### EXERCISE BRIEF
Your task is to repeat all of the material exactly.

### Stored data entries
* * * *

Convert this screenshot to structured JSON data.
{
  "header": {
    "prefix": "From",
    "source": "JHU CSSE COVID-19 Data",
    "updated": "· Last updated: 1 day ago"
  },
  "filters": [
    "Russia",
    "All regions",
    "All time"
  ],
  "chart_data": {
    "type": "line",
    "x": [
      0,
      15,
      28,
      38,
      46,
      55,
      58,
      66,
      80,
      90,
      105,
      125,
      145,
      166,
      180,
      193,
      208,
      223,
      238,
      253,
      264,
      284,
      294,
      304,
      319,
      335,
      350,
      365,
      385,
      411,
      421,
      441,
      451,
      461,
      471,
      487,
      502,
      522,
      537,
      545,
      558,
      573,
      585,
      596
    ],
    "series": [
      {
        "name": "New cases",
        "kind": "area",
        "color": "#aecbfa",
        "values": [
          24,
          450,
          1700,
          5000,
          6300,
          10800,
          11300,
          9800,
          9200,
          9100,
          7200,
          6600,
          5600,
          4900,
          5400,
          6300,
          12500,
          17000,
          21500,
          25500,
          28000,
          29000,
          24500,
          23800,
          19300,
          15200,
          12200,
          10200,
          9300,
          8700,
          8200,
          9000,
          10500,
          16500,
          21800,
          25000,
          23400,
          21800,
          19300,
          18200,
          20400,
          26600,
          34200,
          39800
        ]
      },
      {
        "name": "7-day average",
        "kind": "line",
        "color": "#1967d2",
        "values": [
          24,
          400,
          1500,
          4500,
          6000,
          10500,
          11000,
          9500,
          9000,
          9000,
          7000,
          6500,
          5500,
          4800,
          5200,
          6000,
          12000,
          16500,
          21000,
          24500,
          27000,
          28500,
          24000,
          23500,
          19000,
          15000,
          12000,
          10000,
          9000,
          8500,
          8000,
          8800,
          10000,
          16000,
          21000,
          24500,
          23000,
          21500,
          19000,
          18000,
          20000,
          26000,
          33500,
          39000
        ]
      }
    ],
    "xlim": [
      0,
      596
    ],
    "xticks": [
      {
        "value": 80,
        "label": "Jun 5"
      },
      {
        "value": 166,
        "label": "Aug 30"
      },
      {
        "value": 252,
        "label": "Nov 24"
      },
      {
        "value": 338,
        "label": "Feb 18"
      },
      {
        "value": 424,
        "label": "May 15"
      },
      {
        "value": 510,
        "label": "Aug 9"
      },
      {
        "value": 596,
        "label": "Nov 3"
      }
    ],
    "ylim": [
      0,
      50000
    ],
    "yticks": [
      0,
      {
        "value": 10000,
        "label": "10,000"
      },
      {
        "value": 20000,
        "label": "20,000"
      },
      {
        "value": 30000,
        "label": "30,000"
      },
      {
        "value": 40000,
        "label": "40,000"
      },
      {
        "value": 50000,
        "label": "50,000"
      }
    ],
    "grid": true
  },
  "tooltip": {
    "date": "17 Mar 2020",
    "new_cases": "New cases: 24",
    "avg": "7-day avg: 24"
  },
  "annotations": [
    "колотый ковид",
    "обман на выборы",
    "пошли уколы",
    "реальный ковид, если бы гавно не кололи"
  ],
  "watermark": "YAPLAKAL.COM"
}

* * * *

### REPLY TO THE EXERCISE
Convert this screenshot to structured JSON data.
{
  "header": {
    "prefix": "From",
    "source": "JHU CSSE COVID-19 Data",
    "updated": "· Last updated: 1 day ago"
  },
  "filters": [
    "Russia",
    "All regions",
    "All time"
  ],
  "chart_data": {
    "type": "line",
    "x": [
      0,
      15,
      28,
      38,
      46,
      55,
      58,
      66,
      80,
      90,
      105,
      125,
      145,
      166,
      180,
      193,
      208,
      223,
      238,
      253,
      264,
      284,
      294,
      304,
      319,
      335,
      350,
      365,
      385,
      411,
      421,
      441,
      451,
      461,
      471,
      487,
      502,
      522,
      537,
      545,
      558,
      573,
      585,
      596
    ],
    "series": [
      {
        "name": "New cases",
        "kind": "area",
        "color": "#aecbfa",
        "values": [
          24,
          450,
          1700,
          5000,
          6300,
          10800,
          11300,
          9800,
          9200,
          9100,
          7200,
          6600,
          5600,
          4900,
          5400,
          6300,
          12500,
          17000,
          21500,
          25500,
          28000,
          29000,
          24500,
          23800,
          19300,
          15200,
          12200,
          10200,
          9300,
          8700,
          8200,
          9000,
          10500,
          16500,
          21800,
          25000,
          23400,
          21800,
          19300,
          18200,
          20400,
          26600,
          34200,
          39800
        ]
      },
      {
        "name": "7-day average",
        "kind": "line",
        "color": "#1967d2",
        "values": [
          24,
          400,
          1500,
          4500,
          6000,
          10500,
          11000,
          9500,
          9000,
          9000,
          7000,
          6500,
          5500,
          4800,
          5200,
          6000,
          12000,
          16500,
          21000,
          24500,
          27000,
          28500,
          24000,
          23500,
          19000,
          15000,
          12000,
          10000,
          9000,
          8500,
          8000,
          8800,
          10000,
          16000,
          21000,
          24500,
          23000,
          21500,
          19000,
          18000,
          20000,
          26000,
          33500,
          39000
        ]
      }
    ],
    "xlim": [
      0,
      596
    ],
    "xticks": [
      {
        "value": 80,
        "label": "Jun 5"
      },
      {
        "value": 166,
        "label": "Aug 30"
      },
      {
        "value": 252,
        "label": "Nov 24"
      },
      {
        "value": 338,
        "label": "Feb 18"
      },
      {
        "value": 424,
        "label": "May 15"
      },
      {
        "value": 510,
        "label": "Aug 9"
      },
      {
        "value": 596,
        "label": "Nov 3"
      }
    ],
    "ylim": [
      0,
      50000
    ],
    "yticks": [
      0,
      {
        "value": 10000,
        "label": "10,000"
      },
      {
        "value": 20000,
        "label": "20,000"
      },
      {
        "value": 30000,
        "label": "30,000"
      },
      {
        "value": 40000,
        "label": "40,000"
      },
      {
        "value": 50000,
        "label": "50,000"
      }
    ],
    "grid": true
  },
  "tooltip": {
    "date": "17 Mar 2020",
    "new_cases": "New cases: 24",
    "avg": "7-day avg: 24"
  },
  "annotations": [
    "колотый ковид",
    "обман на выборы",
    "пошли уколы",
    "реальный ковид, если бы гавно не кололи"
  ],
  "watermark": "YAPLAKAL.COM"
}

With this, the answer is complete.